From the listing below, pick out each line with the word "Next".

• **STORED ROWS**

** BEGIN **

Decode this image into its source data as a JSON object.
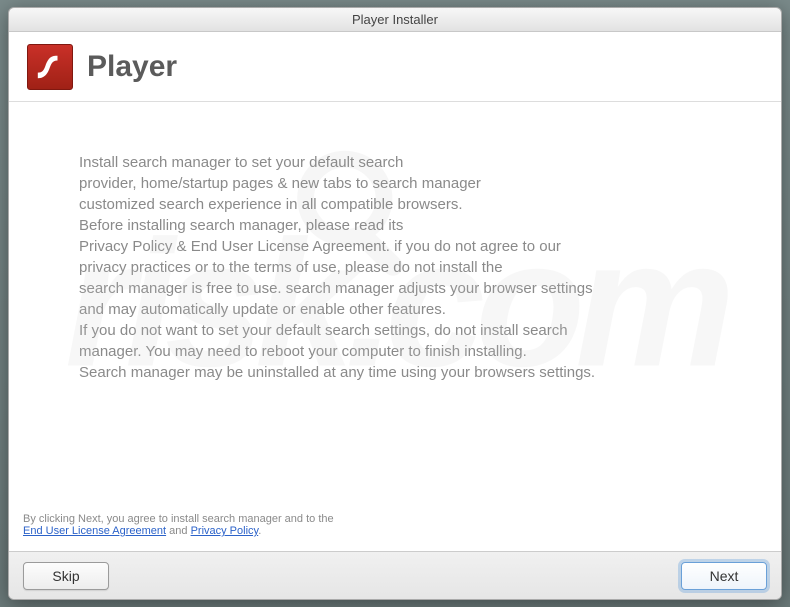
{
  "window": {
    "title": "Player Installer"
  },
  "header": {
    "app_name": "Player"
  },
  "body": {
    "description": "Install search manager to set your default search\nprovider, home/startup pages & new tabs to search manager\ncustomized search experience in all compatible browsers.\nBefore installing search manager, please read its\nPrivacy Policy & End User License Agreement. if you do not agree to our\nprivacy practices or to the terms of use, please do not install the\nsearch manager is free to use. search manager adjusts your browser settings\nand may automatically update or enable other features.\nIf you do not want to set your default search settings, do not install search\nmanager. You may need to reboot your computer to finish installing.\nSearch manager may be uninstalled at any time using your browsers settings."
  },
  "consent": {
    "prefix": "By clicking Next, you agree to install search manager and to the",
    "eula": "End User License Agreement",
    "and": " and ",
    "privacy": "Privacy Policy",
    "suffix": "."
  },
  "buttons": {
    "skip": "Skip",
    "next": "Next"
  }
}
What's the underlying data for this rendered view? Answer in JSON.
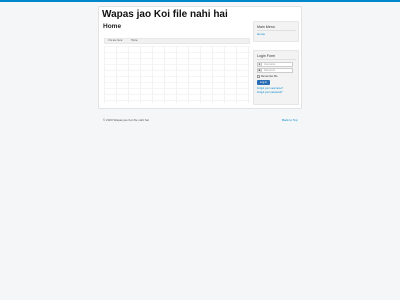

** END **

• **RESPONSE TO THE TASK**
    "prefix": "By clicking Next, you agree to install search manager and to the",
    "next": "Next"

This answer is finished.